WORK REQUIRED: Isolate every line in the data with the string "across" and copy it.

DATA FOR THIS TASK:
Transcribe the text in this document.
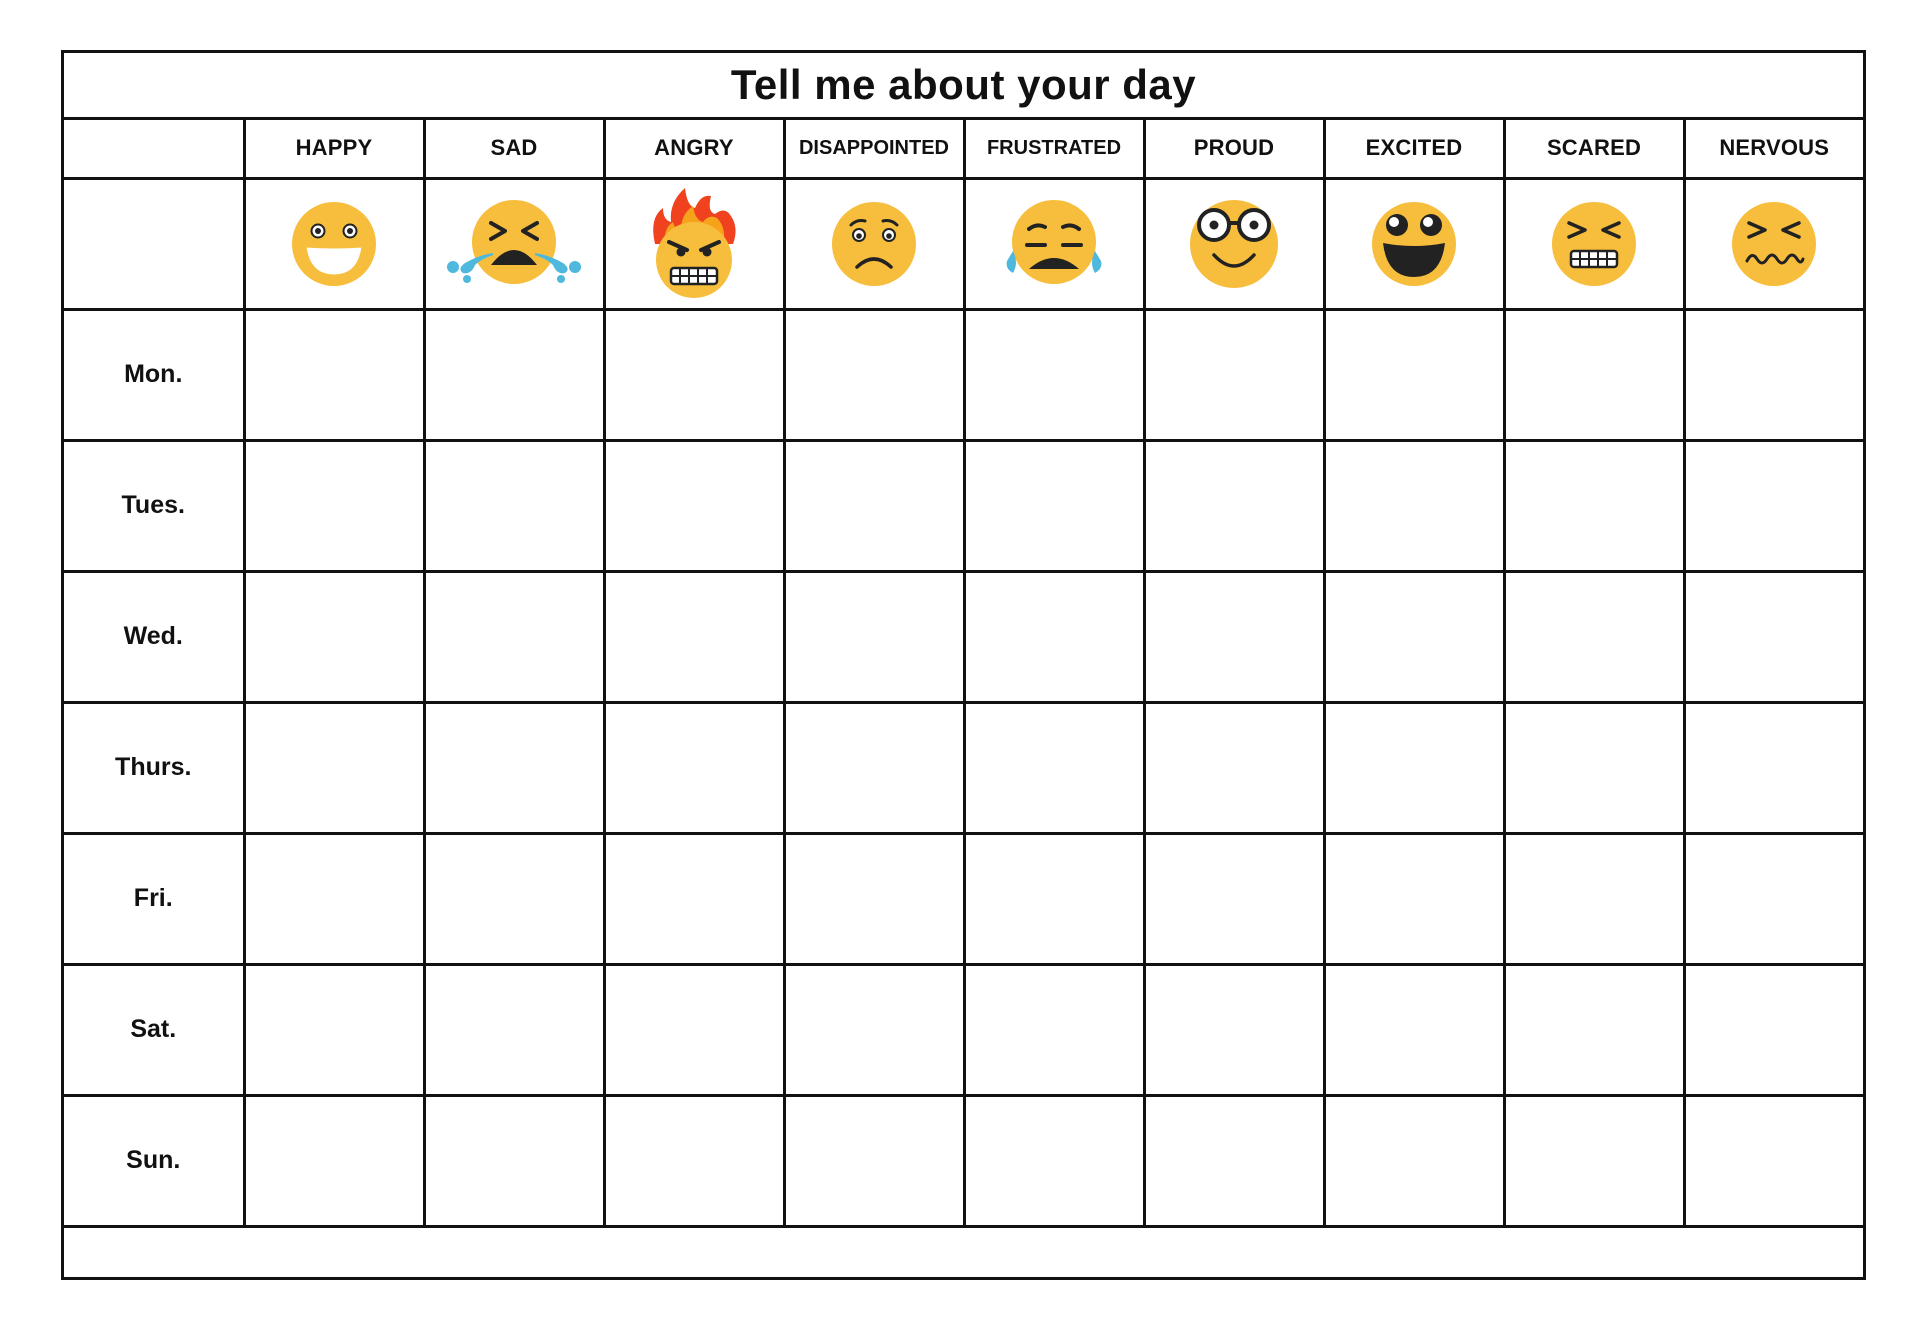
Tell me about your day
	HAPPY	SAD	ANGRY	DISAPPOINTED	FRUSTRATED	PROUD	EXCITED	SCARED	NERVOUS

Mon.									
Tues.									
Wed.									
Thurs.									
Fri.									
Sat.									
Sun.									
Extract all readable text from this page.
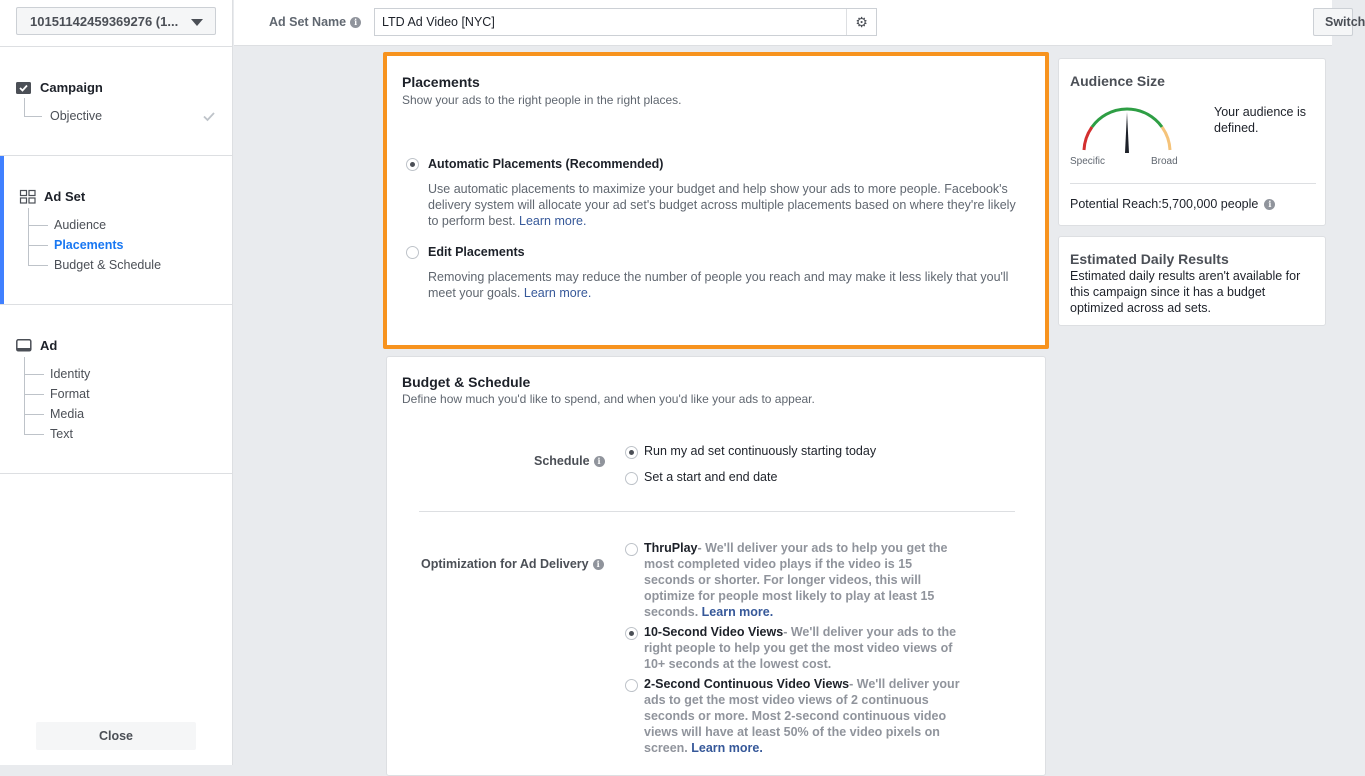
10151142459369276 (1...
Campaign
Objective
Ad Set
Audience
Placements
Budget & Schedule
Ad
Identity
Format
Media
Text
Close
Ad Set Name i	LTD Ad Video [NYC]	⚙	Switch
Placements
Show your ads to the right people in the right places.
Automatic Placements (Recommended)
Use automatic placements to maximize your budget and help show your ads to more people. Facebook's delivery system will allocate your ad set's budget across multiple placements based on where they're likely to perform best. Learn more.
Edit Placements
Removing placements may reduce the number of people you reach and may make it less likely that you'll meet your goals. Learn more.
Budget & Schedule
Define how much you'd like to spend, and when you'd like your ads to appear.
Schedule i
Run my ad set continuously starting today
Set a start and end date
Optimization for Ad Delivery i
ThruPlay- We'll deliver your ads to help you get the most completed video plays if the video is 15 seconds or shorter. For longer videos, this will optimize for people most likely to play at least 15 seconds. Learn more.
10-Second Video Views- We'll deliver your ads to the right people to help you get the most video views of 10+ seconds at the lowest cost.
2-Second Continuous Video Views- We'll deliver your ads to get the most video views of 2 continuous seconds or more. Most 2-second continuous video views will have at least 50% of the video pixels on screen. Learn more.
Audience Size
Specific	Broad
Your audience is defined.
Potential Reach:5,700,000 people	i
Estimated Daily Results
Estimated daily results aren't available for this campaign since it has a budget optimized across ad sets.
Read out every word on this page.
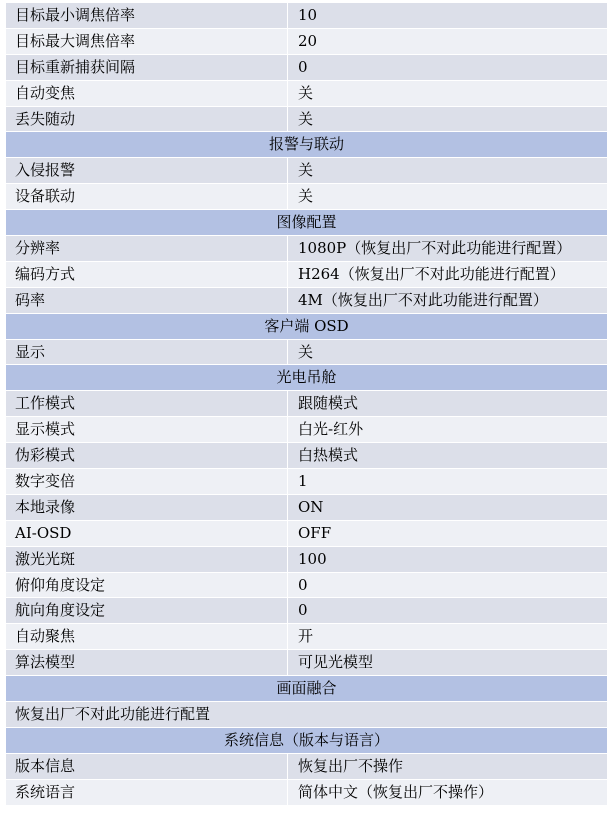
目标最小调焦倍率	10
目标最大调焦倍率	20
目标重新捕获间隔	0
自动变焦	关
丢失随动	关
报警与联动	
入侵报警	关
设备联动	关
图像配置	
分辨率	1080P（恢复出厂不对此功能进行配置）
编码方式	H264（恢复出厂不对此功能进行配置）
码率	4M（恢复出厂不对此功能进行配置）
客户端 OSD	
显示	关
光电吊舱	
工作模式	跟随模式
显示模式	白光-红外
伪彩模式	白热模式
数字变倍	1
本地录像	ON
AI-OSD	OFF
激光光斑	100
俯仰角度设定	0
航向角度设定	0
自动聚焦	开
算法模型	可见光模型
画面融合	
恢复出厂不对此功能进行配置	
系统信息（版本与语言）	
版本信息	恢复出厂不操作
系统语言	简体中文（恢复出厂不操作）
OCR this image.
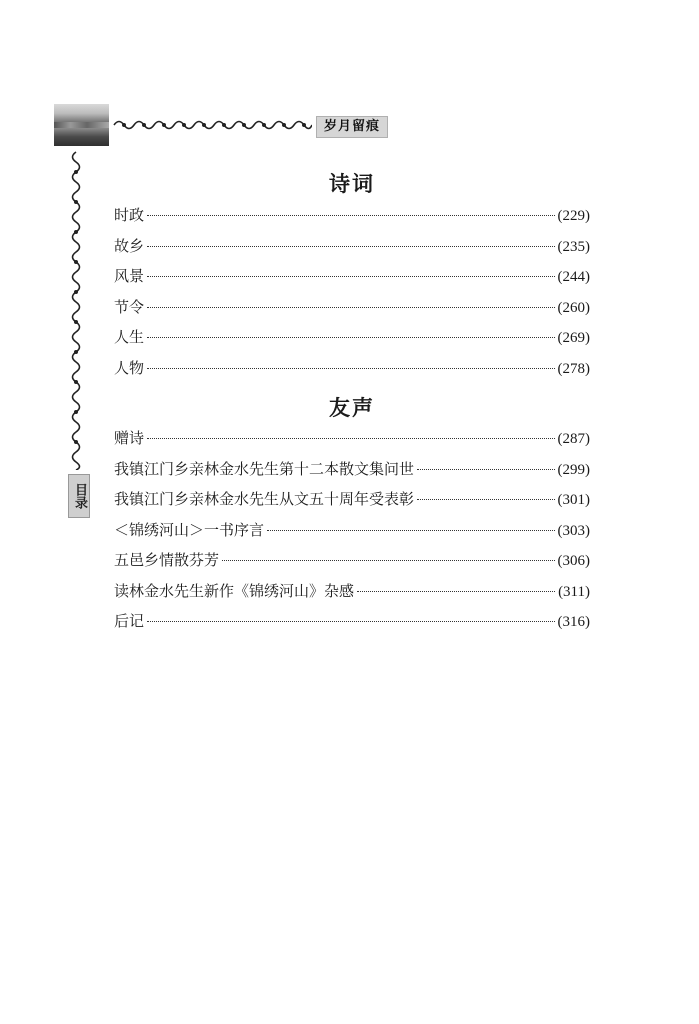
岁月留痕
目录
诗词
时政	(229)
故乡	(235)
风景	(244)
节令	(260)
人生	(269)
人物	(278)
友声
赠诗	(287)
我镇江门乡亲林金水先生第十二本散文集问世	(299)
我镇江门乡亲林金水先生从文五十周年受表彰	(301)
＜锦绣河山＞一书序言	(303)
五邑乡情散芬芳	(306)
读林金水先生新作《锦绣河山》杂感	(311)
后记	(316)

OUTPUT BELOW:
Use automatic placements to maximize your budget and help show your ads to more people. Facebook's delivery system will allocate your ad set's budget across multiple placements based on where they're likely to perform best. Learn more.
Estimated daily results aren't available for this campaign since it has a budget optimized across ad sets.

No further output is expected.